(Data listing)
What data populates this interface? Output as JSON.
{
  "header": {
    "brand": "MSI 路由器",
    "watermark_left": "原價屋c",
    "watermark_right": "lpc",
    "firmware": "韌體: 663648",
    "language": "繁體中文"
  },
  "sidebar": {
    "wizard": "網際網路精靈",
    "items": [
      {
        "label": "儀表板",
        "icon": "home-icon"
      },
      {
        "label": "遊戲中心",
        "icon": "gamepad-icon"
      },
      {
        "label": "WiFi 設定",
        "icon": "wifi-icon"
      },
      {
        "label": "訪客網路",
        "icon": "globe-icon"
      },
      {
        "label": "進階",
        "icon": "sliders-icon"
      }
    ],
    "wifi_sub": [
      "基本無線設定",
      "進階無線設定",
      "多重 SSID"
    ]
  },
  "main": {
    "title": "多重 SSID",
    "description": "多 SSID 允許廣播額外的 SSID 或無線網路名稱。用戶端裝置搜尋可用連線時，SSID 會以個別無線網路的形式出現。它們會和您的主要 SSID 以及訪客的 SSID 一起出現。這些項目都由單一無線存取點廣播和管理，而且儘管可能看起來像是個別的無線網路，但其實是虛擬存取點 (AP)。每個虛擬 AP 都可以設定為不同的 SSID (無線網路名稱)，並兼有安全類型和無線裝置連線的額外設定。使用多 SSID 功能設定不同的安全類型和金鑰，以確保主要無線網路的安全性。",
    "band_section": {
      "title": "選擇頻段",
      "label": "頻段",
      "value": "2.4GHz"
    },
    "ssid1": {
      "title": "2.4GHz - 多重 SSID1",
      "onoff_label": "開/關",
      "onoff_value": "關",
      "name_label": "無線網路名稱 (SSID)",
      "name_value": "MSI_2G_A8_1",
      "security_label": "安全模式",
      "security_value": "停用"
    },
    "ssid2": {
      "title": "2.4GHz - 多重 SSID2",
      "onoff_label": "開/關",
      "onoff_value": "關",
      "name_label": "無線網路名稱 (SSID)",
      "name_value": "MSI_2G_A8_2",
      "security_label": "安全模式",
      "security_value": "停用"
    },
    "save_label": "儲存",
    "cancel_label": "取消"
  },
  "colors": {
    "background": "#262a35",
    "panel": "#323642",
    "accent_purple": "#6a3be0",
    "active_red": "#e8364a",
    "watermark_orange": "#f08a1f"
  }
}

WORK TO COMPLETE
Please restate the records in full, word for word.

EXERCISE ANSWER
What data populates this interface? Output as JSON.
{
  "header": {
    "brand": "MSI 路由器",
    "watermark_left": "原價屋c",
    "watermark_right": "lpc",
    "firmware": "韌體: 663648",
    "language": "繁體中文"
  },
  "sidebar": {
    "wizard": "網際網路精靈",
    "items": [
      {
        "label": "儀表板",
        "icon": "home-icon"
      },
      {
        "label": "遊戲中心",
        "icon": "gamepad-icon"
      },
      {
        "label": "WiFi 設定",
        "icon": "wifi-icon"
      },
      {
        "label": "訪客網路",
        "icon": "globe-icon"
      },
      {
        "label": "進階",
        "icon": "sliders-icon"
      }
    ],
    "wifi_sub": [
      "基本無線設定",
      "進階無線設定",
      "多重 SSID"
    ]
  },
  "main": {
    "title": "多重 SSID",
    "description": "多 SSID 允許廣播額外的 SSID 或無線網路名稱。用戶端裝置搜尋可用連線時，SSID 會以個別無線網路的形式出現。它們會和您的主要 SSID 以及訪客的 SSID 一起出現。這些項目都由單一無線存取點廣播和管理，而且儘管可能看起來像是個別的無線網路，但其實是虛擬存取點 (AP)。每個虛擬 AP 都可以設定為不同的 SSID (無線網路名稱)，並兼有安全類型和無線裝置連線的額外設定。使用多 SSID 功能設定不同的安全類型和金鑰，以確保主要無線網路的安全性。",
    "band_section": {
      "title": "選擇頻段",
      "label": "頻段",
      "value": "2.4GHz"
    },
    "ssid1": {
      "title": "2.4GHz - 多重 SSID1",
      "onoff_label": "開/關",
      "onoff_value": "關",
      "name_label": "無線網路名稱 (SSID)",
      "name_value": "MSI_2G_A8_1",
      "security_label": "安全模式",
      "security_value": "停用"
    },
    "ssid2": {
      "title": "2.4GHz - 多重 SSID2",
      "onoff_label": "開/關",
      "onoff_value": "關",
      "name_label": "無線網路名稱 (SSID)",
      "name_value": "MSI_2G_A8_2",
      "security_label": "安全模式",
      "security_value": "停用"
    },
    "save_label": "儲存",
    "cancel_label": "取消"
  },
  "colors": {
    "background": "#262a35",
    "panel": "#323642",
    "accent_purple": "#6a3be0",
    "active_red": "#e8364a",
    "watermark_orange": "#f08a1f"
  }
}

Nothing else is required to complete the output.